**Given passage**:
============================================================

    Was it out at the Federal Center in Lakewood? Maybe all the buildings in the Fed Center itself do this?

  5. Ari Herzog:

    The federal government is typically more sensitive to security than state and local levels.

    I used to work for a Massachusetts state agency and our building's security consisted of baggage conveyer belts and walk-through X-ray machines for visitors; but mere passes for staff.

    On the other hand, whenever I attended meetings in Boston's Federal Reserve Bank, the x-ray belts and machines were for everyone; the Fed staff were so sensitive that if an employee went outside to smoke, they had to walk through the machine before heading back to their office. If an employee went out for coffee, the coffee had to be placed on the moving belt to ensure it wasn't hazardous.

  6. Dr. T:

    We lost our perspective on security before the rubble finished settling in NYC on 9/11/01. All previous airline hijackings were political, so the crew and passengers followed the standard policy of passive cooperation. As soon as we knew the score, passive cooperation ended immediately.

    Imagine this scenario today: Two passengers on an airliner grab two stewardesses, hold razor sharp plastic knives to their throats, and announce that they will kill the women if they aren't let into the cockpit. What do you think will happen? All the passengers sit like scared sheep. OR Some of the passengers grab the hijackers and beat the shit out of them. I have no doubt that the latter choice is correct. Therefore, I believe we should drop back to the airport security practices of 1970: check the bags for bombs and make sure no bags get on a plane without the owner being on the plane. That's it. I don't care if my fellow airline passengers have nail clippers, scissors, knitting needles, jackknives, a 20 oz soda, or a 6 oz cup of Jello dessert. If a potential hijacker has a knife, well, so will many of the good passengers. If someone tries to create a liquid bomb to blow a hole in the jet, I'm sure other passengers will stop him (as they did with the shoe bomber).

    I don't require any more security on an airliner than I do on a crowded sidewalk in Manhattan. I don't demand that all people within a block of me get identified, questioned, scanned for metal objects, forced to put bags and coats through x-ray scanners, etc. Demanding all this to fly on a plane seems bizarre.

  7. Corky Boyd:

    I had the same feeling in mid August and the first week in September 2001 when I made two round trips between Detroit and Fort Myers, FL. We hadn't had a hijacking in years. We now had scheduled flights between the US and Havana. This was the safety valve. The crazies could reserve a flight and live in peace in the People's Paradise. They didn't have to hijack one. Yet security seemed heavier than in the days of te black panthers and the weather undrgeround. Time to ease off, I thought.
============================================================
**Records from a data collection**:
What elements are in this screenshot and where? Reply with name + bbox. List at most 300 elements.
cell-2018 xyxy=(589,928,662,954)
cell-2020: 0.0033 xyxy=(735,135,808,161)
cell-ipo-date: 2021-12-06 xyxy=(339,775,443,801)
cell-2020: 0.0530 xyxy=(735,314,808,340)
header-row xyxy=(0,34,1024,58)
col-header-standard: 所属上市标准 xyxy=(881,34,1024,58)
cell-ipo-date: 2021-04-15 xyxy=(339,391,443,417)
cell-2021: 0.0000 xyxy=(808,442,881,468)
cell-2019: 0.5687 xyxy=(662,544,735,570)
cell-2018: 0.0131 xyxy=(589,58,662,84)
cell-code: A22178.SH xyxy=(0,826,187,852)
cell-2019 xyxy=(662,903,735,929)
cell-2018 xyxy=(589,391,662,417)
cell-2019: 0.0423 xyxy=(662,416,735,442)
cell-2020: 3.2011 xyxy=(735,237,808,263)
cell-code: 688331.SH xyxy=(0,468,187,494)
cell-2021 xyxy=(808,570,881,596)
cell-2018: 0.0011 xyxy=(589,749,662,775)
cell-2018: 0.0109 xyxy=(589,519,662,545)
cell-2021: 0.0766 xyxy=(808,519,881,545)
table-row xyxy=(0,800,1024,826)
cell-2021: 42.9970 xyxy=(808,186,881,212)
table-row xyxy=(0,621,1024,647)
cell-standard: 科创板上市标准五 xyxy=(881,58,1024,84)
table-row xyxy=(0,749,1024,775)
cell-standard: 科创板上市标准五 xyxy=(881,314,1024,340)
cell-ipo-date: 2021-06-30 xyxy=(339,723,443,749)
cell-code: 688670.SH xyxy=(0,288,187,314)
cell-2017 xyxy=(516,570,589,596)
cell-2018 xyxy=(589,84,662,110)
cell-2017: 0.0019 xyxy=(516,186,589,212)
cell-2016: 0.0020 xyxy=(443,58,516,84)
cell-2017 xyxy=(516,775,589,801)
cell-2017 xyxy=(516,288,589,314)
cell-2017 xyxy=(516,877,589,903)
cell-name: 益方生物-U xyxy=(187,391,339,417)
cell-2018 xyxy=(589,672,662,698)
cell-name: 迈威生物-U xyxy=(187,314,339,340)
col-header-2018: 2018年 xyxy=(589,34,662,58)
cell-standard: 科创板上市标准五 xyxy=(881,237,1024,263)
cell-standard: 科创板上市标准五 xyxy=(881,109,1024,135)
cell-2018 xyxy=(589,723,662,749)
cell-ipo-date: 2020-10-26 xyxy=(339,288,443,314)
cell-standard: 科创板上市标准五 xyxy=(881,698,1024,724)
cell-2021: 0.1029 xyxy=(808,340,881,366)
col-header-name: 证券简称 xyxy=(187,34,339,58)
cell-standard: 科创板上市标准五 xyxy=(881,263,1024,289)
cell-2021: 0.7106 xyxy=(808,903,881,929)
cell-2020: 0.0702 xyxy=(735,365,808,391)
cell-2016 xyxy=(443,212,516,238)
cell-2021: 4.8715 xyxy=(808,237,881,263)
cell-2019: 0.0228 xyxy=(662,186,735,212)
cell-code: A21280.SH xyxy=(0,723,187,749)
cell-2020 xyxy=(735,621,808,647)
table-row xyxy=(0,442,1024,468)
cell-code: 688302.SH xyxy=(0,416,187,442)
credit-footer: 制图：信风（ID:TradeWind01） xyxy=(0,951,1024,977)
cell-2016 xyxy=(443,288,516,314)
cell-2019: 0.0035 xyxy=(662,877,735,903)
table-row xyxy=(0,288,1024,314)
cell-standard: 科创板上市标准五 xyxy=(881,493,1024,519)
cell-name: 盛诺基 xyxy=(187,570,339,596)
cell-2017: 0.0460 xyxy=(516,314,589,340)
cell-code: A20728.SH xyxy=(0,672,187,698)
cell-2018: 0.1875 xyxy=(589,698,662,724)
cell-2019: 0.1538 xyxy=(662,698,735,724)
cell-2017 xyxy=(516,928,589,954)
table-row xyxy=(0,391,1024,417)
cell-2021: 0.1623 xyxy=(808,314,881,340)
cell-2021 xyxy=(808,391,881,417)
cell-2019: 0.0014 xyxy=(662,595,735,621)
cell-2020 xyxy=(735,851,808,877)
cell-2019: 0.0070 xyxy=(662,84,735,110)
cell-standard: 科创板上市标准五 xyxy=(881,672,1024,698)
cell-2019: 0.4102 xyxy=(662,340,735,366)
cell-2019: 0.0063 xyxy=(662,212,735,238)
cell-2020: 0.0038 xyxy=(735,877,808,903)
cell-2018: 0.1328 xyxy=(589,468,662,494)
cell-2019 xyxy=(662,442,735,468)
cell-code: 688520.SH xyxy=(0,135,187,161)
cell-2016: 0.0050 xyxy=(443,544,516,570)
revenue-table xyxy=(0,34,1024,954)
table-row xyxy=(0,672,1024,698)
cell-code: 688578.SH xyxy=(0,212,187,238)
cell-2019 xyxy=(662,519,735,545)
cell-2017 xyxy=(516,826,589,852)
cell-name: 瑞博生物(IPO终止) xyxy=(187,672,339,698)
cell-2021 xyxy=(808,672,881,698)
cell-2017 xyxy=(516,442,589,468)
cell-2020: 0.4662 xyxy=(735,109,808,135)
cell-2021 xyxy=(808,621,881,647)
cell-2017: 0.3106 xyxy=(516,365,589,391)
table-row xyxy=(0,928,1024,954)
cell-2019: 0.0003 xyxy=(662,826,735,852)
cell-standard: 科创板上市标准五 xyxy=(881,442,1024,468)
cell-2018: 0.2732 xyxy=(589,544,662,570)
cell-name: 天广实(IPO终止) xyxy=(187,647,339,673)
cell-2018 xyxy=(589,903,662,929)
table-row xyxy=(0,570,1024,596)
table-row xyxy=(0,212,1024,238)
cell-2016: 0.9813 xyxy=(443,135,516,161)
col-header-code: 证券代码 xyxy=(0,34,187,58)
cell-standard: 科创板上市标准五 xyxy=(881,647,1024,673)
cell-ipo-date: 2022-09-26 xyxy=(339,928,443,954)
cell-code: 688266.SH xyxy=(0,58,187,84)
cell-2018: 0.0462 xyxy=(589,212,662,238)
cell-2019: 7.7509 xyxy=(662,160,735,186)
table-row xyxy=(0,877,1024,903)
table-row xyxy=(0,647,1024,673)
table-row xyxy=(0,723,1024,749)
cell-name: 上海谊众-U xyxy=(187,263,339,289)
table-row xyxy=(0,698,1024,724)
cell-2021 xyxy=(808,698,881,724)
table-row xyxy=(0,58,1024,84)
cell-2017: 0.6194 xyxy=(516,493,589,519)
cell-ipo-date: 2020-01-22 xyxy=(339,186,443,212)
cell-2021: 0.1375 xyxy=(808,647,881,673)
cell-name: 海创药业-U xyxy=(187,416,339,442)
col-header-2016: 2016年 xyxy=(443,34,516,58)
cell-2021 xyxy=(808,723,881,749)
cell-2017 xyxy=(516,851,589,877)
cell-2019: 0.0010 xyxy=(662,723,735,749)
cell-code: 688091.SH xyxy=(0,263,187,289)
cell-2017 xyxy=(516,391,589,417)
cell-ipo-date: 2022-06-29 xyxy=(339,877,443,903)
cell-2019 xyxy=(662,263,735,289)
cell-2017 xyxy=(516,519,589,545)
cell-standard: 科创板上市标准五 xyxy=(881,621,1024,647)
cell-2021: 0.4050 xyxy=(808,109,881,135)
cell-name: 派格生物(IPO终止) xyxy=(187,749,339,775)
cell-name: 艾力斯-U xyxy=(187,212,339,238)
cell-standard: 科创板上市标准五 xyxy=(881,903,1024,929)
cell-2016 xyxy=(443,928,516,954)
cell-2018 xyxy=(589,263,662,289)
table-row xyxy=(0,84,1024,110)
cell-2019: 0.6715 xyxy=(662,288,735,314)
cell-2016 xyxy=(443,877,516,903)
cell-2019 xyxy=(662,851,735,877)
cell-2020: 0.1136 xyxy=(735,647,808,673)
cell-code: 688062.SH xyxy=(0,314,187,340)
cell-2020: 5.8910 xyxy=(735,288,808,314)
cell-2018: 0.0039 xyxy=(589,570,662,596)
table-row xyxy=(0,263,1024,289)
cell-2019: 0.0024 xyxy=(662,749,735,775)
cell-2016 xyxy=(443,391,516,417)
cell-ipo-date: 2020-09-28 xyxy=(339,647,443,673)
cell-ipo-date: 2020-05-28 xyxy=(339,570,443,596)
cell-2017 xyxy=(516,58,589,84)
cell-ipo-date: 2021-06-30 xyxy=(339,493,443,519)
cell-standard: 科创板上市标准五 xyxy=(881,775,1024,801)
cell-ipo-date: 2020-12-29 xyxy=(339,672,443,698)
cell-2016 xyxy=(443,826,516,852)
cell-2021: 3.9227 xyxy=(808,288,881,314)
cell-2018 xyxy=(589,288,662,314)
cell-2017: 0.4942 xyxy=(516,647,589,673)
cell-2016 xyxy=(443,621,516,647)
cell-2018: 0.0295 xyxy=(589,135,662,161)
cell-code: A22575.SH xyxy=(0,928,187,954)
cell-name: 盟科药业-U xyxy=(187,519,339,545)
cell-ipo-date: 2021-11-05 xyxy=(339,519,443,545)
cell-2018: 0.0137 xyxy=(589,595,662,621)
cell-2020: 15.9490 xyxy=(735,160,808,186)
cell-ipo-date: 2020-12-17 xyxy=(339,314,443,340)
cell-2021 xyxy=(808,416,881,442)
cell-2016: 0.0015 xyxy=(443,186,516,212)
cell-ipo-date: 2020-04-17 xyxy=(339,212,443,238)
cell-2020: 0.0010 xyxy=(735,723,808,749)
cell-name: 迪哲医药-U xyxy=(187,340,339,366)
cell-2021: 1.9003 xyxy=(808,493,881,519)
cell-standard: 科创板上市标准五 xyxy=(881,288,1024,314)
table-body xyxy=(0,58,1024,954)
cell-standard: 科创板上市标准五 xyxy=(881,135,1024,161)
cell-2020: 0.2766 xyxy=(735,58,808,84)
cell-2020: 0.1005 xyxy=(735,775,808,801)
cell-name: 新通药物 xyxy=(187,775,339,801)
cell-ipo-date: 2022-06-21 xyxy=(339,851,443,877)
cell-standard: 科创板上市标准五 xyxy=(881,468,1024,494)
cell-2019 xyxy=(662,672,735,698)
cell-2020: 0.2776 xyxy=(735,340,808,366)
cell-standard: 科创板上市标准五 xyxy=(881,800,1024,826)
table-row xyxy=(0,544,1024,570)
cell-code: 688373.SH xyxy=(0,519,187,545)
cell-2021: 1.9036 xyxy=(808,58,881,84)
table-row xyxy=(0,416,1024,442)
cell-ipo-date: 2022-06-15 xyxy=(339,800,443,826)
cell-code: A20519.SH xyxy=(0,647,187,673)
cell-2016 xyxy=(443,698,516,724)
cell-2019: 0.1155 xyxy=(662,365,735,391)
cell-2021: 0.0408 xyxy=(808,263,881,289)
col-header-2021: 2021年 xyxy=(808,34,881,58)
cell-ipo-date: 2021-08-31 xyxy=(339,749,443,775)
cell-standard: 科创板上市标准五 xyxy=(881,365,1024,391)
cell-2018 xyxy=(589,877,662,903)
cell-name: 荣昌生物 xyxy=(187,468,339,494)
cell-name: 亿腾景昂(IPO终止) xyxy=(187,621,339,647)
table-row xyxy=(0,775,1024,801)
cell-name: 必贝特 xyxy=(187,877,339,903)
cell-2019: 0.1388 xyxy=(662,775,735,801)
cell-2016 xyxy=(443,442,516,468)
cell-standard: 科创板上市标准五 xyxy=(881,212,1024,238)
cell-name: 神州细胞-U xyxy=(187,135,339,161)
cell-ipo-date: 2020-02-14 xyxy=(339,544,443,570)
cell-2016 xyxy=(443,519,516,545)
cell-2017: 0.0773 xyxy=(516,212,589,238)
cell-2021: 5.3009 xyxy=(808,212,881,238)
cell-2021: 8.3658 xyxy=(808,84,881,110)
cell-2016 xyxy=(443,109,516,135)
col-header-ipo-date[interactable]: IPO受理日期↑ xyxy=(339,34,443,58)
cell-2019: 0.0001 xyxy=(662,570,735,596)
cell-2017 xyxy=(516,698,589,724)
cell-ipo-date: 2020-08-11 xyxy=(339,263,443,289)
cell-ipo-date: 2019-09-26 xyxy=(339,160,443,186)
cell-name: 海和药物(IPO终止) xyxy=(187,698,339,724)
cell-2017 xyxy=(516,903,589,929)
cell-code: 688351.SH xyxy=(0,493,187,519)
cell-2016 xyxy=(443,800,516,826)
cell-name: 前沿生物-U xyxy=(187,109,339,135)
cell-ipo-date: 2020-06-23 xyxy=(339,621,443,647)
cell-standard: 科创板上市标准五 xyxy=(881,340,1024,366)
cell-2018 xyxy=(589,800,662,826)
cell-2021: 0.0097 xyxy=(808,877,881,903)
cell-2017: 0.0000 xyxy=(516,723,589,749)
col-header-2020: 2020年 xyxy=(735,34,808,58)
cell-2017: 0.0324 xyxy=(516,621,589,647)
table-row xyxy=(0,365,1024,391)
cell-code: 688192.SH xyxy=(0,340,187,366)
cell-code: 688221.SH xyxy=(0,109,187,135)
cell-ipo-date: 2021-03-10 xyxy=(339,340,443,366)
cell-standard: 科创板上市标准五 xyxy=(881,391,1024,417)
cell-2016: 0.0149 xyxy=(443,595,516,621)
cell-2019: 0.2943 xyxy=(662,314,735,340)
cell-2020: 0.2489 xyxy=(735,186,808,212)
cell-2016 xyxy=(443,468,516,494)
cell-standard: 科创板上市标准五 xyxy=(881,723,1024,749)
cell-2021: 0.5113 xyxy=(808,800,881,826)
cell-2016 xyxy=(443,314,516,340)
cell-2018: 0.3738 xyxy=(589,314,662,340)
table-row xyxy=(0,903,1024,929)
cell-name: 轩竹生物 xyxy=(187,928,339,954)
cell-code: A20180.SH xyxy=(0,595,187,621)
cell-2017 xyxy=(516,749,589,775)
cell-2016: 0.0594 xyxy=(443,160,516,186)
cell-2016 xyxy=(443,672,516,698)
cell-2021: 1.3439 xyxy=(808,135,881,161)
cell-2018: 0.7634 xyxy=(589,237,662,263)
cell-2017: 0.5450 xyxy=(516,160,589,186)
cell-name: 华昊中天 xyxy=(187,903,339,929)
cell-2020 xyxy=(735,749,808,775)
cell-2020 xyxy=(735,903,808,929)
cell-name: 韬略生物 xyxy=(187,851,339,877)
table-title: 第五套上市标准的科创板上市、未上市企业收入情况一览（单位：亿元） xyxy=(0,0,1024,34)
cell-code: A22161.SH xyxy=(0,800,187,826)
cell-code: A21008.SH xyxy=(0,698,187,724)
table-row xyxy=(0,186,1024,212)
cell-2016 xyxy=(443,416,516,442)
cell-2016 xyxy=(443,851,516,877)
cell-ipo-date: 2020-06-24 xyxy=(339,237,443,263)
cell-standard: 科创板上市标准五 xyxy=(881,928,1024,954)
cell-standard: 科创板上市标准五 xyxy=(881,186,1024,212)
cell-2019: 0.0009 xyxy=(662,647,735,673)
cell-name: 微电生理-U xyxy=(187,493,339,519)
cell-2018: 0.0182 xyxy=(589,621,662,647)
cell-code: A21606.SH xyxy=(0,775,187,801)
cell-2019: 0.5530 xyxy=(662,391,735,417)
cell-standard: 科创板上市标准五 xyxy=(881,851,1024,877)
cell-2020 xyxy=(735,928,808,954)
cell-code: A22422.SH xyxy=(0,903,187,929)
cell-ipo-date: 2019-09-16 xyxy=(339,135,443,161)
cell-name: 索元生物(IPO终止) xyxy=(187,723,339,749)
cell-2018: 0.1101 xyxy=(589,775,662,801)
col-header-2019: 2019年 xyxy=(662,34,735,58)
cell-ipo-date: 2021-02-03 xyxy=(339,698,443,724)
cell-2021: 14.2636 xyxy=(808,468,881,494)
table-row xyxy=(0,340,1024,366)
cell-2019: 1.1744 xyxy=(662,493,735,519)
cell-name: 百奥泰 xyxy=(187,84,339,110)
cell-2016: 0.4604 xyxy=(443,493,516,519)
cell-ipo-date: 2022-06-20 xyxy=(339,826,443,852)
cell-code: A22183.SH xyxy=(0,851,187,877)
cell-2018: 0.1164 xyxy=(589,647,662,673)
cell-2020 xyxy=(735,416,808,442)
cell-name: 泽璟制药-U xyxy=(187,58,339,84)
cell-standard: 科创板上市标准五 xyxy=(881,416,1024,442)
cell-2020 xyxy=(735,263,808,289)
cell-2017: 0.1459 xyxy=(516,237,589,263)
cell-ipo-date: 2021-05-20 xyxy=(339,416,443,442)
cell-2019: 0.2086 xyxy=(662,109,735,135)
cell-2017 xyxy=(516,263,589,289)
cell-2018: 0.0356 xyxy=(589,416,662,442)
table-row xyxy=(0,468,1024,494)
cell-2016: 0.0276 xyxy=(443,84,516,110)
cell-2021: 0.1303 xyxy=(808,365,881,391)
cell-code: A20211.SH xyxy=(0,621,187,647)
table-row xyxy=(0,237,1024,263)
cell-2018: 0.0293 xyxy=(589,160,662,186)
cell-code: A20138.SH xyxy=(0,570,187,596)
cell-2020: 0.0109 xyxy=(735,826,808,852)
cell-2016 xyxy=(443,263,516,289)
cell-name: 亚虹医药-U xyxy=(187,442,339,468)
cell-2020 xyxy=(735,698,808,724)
============================================================
**Exercise 1**:
Translate this sentence from the comment thread on security into Spanish: "The federal government is typically more sensitive to security than state and local levels."
**Exercise 2**:
Please pick up the comment thread on security after its final sentence and continue it.
The records have no connection to the comment thread on security.

**Response area 1**:
El gobierno federal suele ser más sensible a la seguridad que los niveles estatal y local.

**Response area 2**:
    Four days after I returned, a friend called. She was hysterical. "Turn on the TV." "What's happened?" "Just turn it on". The outline of a banking plane on the smoking WTC building told me this was this was no accident.

    I will never complain about lines, hassles, pat downs, shoe searches again or millimeter wave backscatter radar. How soon we forget.

  8. Dan:

    Among the most egregious searches I've ever been subject to was at the Statue of Liberty, which I took my wife and kids to earlier this month. We went through not one, but two, security checks, including one in which puffs of air were blown at us. This really freaked out one of my kids, and basically ruined his whole visit (he is pretty sensitive, I admit).

    As I was being frisked and having my bags checked, I wondered if this was really appropriate at what is supposed to be the symbol of U.S. freedom and liberty. I understand that there have been threats against the statue, so I see a need for some precautions, but I think they've gone too far.

    In addition, you can't go to the top of the statue anymore - only to the top of the pedastal. I asked a security guard the reason and he said it's not security - it's fire code. They're worried people will get stuck up there in a fire and not be able to get down the winding stairs. My thought on this is unprintable on a family blog. I think they're really just worried about liability if some out-of-shape person has a heart attack climbing to the top. So thank the lawyers and insurance companies for that little rule.